Return the records in full, exactly as given.
===== Source records =====
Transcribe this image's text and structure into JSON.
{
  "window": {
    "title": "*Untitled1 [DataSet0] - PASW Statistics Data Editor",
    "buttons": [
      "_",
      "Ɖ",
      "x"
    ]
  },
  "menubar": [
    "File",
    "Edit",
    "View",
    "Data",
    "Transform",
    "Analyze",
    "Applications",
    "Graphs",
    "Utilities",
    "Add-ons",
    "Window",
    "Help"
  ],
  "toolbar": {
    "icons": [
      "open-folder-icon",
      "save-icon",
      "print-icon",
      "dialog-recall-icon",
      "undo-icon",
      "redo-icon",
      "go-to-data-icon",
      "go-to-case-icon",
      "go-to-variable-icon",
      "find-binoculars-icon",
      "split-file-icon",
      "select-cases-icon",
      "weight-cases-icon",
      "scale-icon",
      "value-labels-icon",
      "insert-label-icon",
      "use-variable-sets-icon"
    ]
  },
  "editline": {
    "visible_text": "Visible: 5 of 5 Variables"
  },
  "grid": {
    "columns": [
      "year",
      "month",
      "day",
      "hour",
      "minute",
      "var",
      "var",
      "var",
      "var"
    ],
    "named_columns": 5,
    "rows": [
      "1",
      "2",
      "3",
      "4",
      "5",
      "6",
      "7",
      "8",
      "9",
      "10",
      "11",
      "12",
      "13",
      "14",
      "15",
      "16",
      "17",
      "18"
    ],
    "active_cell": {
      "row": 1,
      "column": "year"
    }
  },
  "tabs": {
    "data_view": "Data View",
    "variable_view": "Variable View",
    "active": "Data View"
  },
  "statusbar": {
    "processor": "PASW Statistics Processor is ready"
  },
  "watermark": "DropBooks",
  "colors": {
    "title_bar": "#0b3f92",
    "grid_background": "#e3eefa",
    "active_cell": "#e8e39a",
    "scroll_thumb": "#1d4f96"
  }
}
=====
Exercise response:
Transcribe this image's text and structure into JSON.
{
  "window": {
    "title": "*Untitled1 [DataSet0] - PASW Statistics Data Editor",
    "buttons": [
      "_",
      "Ɖ",
      "x"
    ]
  },
  "menubar": [
    "File",
    "Edit",
    "View",
    "Data",
    "Transform",
    "Analyze",
    "Applications",
    "Graphs",
    "Utilities",
    "Add-ons",
    "Window",
    "Help"
  ],
  "toolbar": {
    "icons": [
      "open-folder-icon",
      "save-icon",
      "print-icon",
      "dialog-recall-icon",
      "undo-icon",
      "redo-icon",
      "go-to-data-icon",
      "go-to-case-icon",
      "go-to-variable-icon",
      "find-binoculars-icon",
      "split-file-icon",
      "select-cases-icon",
      "weight-cases-icon",
      "scale-icon",
      "value-labels-icon",
      "insert-label-icon",
      "use-variable-sets-icon"
    ]
  },
  "editline": {
    "visible_text": "Visible: 5 of 5 Variables"
  },
  "grid": {
    "columns": [
      "year",
      "month",
      "day",
      "hour",
      "minute",
      "var",
      "var",
      "var",
      "var"
    ],
    "named_columns": 5,
    "rows": [
      "1",
      "2",
      "3",
      "4",
      "5",
      "6",
      "7",
      "8",
      "9",
      "10",
      "11",
      "12",
      "13",
      "14",
      "15",
      "16",
      "17",
      "18"
    ],
    "active_cell": {
      "row": 1,
      "column": "year"
    }
  },
  "tabs": {
    "data_view": "Data View",
    "variable_view": "Variable View",
    "active": "Data View"
  },
  "statusbar": {
    "processor": "PASW Statistics Processor is ready"
  },
  "watermark": "DropBooks",
  "colors": {
    "title_bar": "#0b3f92",
    "grid_background": "#e3eefa",
    "active_cell": "#e8e39a",
    "scroll_thumb": "#1d4f96"
  }
}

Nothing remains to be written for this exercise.